Copy the full set of lines exactly as given.

* _Records for this exercise_
-=-=-

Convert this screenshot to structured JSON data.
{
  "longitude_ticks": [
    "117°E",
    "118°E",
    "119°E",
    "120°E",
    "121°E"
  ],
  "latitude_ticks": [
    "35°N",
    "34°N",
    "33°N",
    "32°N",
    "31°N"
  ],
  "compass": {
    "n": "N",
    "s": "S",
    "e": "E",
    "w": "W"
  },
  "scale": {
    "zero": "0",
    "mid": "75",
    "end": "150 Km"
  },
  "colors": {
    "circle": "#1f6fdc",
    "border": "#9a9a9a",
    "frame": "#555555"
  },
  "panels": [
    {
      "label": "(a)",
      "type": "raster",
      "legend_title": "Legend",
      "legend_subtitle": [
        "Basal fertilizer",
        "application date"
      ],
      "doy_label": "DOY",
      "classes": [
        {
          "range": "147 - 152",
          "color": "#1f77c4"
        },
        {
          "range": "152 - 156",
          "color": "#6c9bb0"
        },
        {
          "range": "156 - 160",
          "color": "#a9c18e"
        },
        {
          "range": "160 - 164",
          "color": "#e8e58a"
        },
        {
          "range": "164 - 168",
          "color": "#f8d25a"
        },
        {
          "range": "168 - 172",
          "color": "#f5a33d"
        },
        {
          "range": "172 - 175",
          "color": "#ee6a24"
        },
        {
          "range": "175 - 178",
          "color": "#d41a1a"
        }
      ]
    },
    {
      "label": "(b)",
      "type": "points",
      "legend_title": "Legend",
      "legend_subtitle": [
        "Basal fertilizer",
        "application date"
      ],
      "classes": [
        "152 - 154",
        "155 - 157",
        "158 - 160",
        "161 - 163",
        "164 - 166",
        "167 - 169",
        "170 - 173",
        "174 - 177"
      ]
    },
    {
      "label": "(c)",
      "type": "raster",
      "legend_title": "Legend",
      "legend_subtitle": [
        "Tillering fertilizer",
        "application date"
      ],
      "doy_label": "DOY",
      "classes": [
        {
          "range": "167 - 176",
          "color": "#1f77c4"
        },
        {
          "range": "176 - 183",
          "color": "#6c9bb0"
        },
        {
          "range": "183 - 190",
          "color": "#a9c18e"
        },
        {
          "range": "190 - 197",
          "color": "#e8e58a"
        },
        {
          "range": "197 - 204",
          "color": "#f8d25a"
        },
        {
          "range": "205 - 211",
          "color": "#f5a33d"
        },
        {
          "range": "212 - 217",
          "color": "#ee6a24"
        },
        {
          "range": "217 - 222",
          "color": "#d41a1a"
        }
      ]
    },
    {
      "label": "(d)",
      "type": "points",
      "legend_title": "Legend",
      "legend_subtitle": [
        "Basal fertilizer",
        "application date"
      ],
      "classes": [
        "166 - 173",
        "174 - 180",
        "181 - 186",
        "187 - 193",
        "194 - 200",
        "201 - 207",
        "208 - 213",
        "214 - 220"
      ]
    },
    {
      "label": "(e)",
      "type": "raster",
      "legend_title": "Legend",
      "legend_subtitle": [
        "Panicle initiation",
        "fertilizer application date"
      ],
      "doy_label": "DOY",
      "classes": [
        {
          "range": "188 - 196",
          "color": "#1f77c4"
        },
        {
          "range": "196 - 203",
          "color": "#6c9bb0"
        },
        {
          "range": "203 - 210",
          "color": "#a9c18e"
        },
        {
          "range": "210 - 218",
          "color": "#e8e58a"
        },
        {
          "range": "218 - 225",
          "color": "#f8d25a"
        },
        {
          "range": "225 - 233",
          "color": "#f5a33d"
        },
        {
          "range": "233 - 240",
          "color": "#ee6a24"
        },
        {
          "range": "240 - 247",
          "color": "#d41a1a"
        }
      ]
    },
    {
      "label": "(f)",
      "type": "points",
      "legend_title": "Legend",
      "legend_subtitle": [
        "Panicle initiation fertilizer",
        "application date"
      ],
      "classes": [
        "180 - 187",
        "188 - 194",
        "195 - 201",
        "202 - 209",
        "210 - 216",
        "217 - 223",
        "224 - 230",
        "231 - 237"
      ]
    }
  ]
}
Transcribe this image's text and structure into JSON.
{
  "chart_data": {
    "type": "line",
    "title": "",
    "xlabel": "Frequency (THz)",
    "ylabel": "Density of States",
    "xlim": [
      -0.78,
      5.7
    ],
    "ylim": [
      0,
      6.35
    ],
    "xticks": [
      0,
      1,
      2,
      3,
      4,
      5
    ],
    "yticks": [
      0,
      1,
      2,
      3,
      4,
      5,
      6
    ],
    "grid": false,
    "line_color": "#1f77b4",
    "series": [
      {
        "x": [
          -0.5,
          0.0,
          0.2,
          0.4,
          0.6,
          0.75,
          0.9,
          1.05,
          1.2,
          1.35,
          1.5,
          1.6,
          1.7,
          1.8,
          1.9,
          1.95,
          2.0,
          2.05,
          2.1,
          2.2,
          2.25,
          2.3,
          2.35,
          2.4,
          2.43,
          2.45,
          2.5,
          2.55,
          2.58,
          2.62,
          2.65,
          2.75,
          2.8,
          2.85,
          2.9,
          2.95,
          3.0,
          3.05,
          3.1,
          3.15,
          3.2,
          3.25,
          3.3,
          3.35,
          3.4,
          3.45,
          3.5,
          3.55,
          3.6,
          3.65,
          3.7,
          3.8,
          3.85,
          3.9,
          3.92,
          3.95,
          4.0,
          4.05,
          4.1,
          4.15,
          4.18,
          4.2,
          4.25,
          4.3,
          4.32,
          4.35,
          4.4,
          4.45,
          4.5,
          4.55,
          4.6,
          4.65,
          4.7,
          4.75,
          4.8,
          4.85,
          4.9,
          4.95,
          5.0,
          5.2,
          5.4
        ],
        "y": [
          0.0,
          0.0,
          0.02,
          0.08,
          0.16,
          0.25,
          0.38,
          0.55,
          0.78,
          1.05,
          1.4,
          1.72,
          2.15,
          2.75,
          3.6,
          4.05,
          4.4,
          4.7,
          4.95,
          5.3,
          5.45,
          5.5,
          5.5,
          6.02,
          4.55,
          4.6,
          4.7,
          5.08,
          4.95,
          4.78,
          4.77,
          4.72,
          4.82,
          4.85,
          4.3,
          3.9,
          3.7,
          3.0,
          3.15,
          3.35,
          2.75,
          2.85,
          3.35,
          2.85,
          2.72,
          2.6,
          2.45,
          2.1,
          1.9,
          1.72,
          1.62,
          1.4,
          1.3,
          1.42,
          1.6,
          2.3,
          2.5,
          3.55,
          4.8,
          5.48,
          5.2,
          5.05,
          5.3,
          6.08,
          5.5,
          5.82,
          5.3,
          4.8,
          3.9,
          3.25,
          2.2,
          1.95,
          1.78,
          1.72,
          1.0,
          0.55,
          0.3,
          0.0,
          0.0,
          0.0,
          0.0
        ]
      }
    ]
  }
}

-=-=-

* _Response to this exercise_
Convert this screenshot to structured JSON data.
{
  "longitude_ticks": [
    "117°E",
    "118°E",
    "119°E",
    "120°E",
    "121°E"
  ],
  "latitude_ticks": [
    "35°N",
    "34°N",
    "33°N",
    "32°N",
    "31°N"
  ],
  "compass": {
    "n": "N",
    "s": "S",
    "e": "E",
    "w": "W"
  },
  "scale": {
    "zero": "0",
    "mid": "75",
    "end": "150 Km"
  },
  "colors": {
    "circle": "#1f6fdc",
    "border": "#9a9a9a",
    "frame": "#555555"
  },
  "panels": [
    {
      "label": "(a)",
      "type": "raster",
      "legend_title": "Legend",
      "legend_subtitle": [
        "Basal fertilizer",
        "application date"
      ],
      "doy_label": "DOY",
      "classes": [
        {
          "range": "147 - 152",
          "color": "#1f77c4"
        },
        {
          "range": "152 - 156",
          "color": "#6c9bb0"
        },
        {
          "range": "156 - 160",
          "color": "#a9c18e"
        },
        {
          "range": "160 - 164",
          "color": "#e8e58a"
        },
        {
          "range": "164 - 168",
          "color": "#f8d25a"
        },
        {
          "range": "168 - 172",
          "color": "#f5a33d"
        },
        {
          "range": "172 - 175",
          "color": "#ee6a24"
        },
        {
          "range": "175 - 178",
          "color": "#d41a1a"
        }
      ]
    },
    {
      "label": "(b)",
      "type": "points",
      "legend_title": "Legend",
      "legend_subtitle": [
        "Basal fertilizer",
        "application date"
      ],
      "classes": [
        "152 - 154",
        "155 - 157",
        "158 - 160",
        "161 - 163",
        "164 - 166",
        "167 - 169",
        "170 - 173",
        "174 - 177"
      ]
    },
    {
      "label": "(c)",
      "type": "raster",
      "legend_title": "Legend",
      "legend_subtitle": [
        "Tillering fertilizer",
        "application date"
      ],
      "doy_label": "DOY",
      "classes": [
        {
          "range": "167 - 176",
          "color": "#1f77c4"
        },
        {
          "range": "176 - 183",
          "color": "#6c9bb0"
        },
        {
          "range": "183 - 190",
          "color": "#a9c18e"
        },
        {
          "range": "190 - 197",
          "color": "#e8e58a"
        },
        {
          "range": "197 - 204",
          "color": "#f8d25a"
        },
        {
          "range": "205 - 211",
          "color": "#f5a33d"
        },
        {
          "range": "212 - 217",
          "color": "#ee6a24"
        },
        {
          "range": "217 - 222",
          "color": "#d41a1a"
        }
      ]
    },
    {
      "label": "(d)",
      "type": "points",
      "legend_title": "Legend",
      "legend_subtitle": [
        "Basal fertilizer",
        "application date"
      ],
      "classes": [
        "166 - 173",
        "174 - 180",
        "181 - 186",
        "187 - 193",
        "194 - 200",
        "201 - 207",
        "208 - 213",
        "214 - 220"
      ]
    },
    {
      "label": "(e)",
      "type": "raster",
      "legend_title": "Legend",
      "legend_subtitle": [
        "Panicle initiation",
        "fertilizer application date"
      ],
      "doy_label": "DOY",
      "classes": [
        {
          "range": "188 - 196",
          "color": "#1f77c4"
        },
        {
          "range": "196 - 203",
          "color": "#6c9bb0"
        },
        {
          "range": "203 - 210",
          "color": "#a9c18e"
        },
        {
          "range": "210 - 218",
          "color": "#e8e58a"
        },
        {
          "range": "218 - 225",
          "color": "#f8d25a"
        },
        {
          "range": "225 - 233",
          "color": "#f5a33d"
        },
        {
          "range": "233 - 240",
          "color": "#ee6a24"
        },
        {
          "range": "240 - 247",
          "color": "#d41a1a"
        }
      ]
    },
    {
      "label": "(f)",
      "type": "points",
      "legend_title": "Legend",
      "legend_subtitle": [
        "Panicle initiation fertilizer",
        "application date"
      ],
      "classes": [
        "180 - 187",
        "188 - 194",
        "195 - 201",
        "202 - 209",
        "210 - 216",
        "217 - 223",
        "224 - 230",
        "231 - 237"
      ]
    }
  ]
}
Transcribe this image's text and structure into JSON.
{
  "chart_data": {
    "type": "line",
    "title": "",
    "xlabel": "Frequency (THz)",
    "ylabel": "Density of States",
    "xlim": [
      -0.78,
      5.7
    ],
    "ylim": [
      0,
      6.35
    ],
    "xticks": [
      0,
      1,
      2,
      3,
      4,
      5
    ],
    "yticks": [
      0,
      1,
      2,
      3,
      4,
      5,
      6
    ],
    "grid": false,
    "line_color": "#1f77b4",
    "series": [
      {
        "x": [
          -0.5,
          0.0,
          0.2,
          0.4,
          0.6,
          0.75,
          0.9,
          1.05,
          1.2,
          1.35,
          1.5,
          1.6,
          1.7,
          1.8,
          1.9,
          1.95,
          2.0,
          2.05,
          2.1,
          2.2,
          2.25,
          2.3,
          2.35,
          2.4,
          2.43,
          2.45,
          2.5,
          2.55,
          2.58,
          2.62,
          2.65,
          2.75,
          2.8,
          2.85,
          2.9,
          2.95,
          3.0,
          3.05,
          3.1,
          3.15,
          3.2,
          3.25,
          3.3,
          3.35,
          3.4,
          3.45,
          3.5,
          3.55,
          3.6,
          3.65,
          3.7,
          3.8,
          3.85,
          3.9,
          3.92,
          3.95,
          4.0,
          4.05,
          4.1,
          4.15,
          4.18,
          4.2,
          4.25,
          4.3,
          4.32,
          4.35,
          4.4,
          4.45,
          4.5,
          4.55,
          4.6,
          4.65,
          4.7,
          4.75,
          4.8,
          4.85,
          4.9,
          4.95,
          5.0,
          5.2,
          5.4
        ],
        "y": [
          0.0,
          0.0,
          0.02,
          0.08,
          0.16,
          0.25,
          0.38,
          0.55,
          0.78,
          1.05,
          1.4,
          1.72,
          2.15,
          2.75,
          3.6,
          4.05,
          4.4,
          4.7,
          4.95,
          5.3,
          5.45,
          5.5,
          5.5,
          6.02,
          4.55,
          4.6,
          4.7,
          5.08,
          4.95,
          4.78,
          4.77,
          4.72,
          4.82,
          4.85,
          4.3,
          3.9,
          3.7,
          3.0,
          3.15,
          3.35,
          2.75,
          2.85,
          3.35,
          2.85,
          2.72,
          2.6,
          2.45,
          2.1,
          1.9,
          1.72,
          1.62,
          1.4,
          1.3,
          1.42,
          1.6,
          2.3,
          2.5,
          3.55,
          4.8,
          5.48,
          5.2,
          5.05,
          5.3,
          6.08,
          5.5,
          5.82,
          5.3,
          4.8,
          3.9,
          3.25,
          2.2,
          1.95,
          1.78,
          1.72,
          1.0,
          0.55,
          0.3,
          0.0,
          0.0,
          0.0,
          0.0
        ]
      }
    ]
  }
}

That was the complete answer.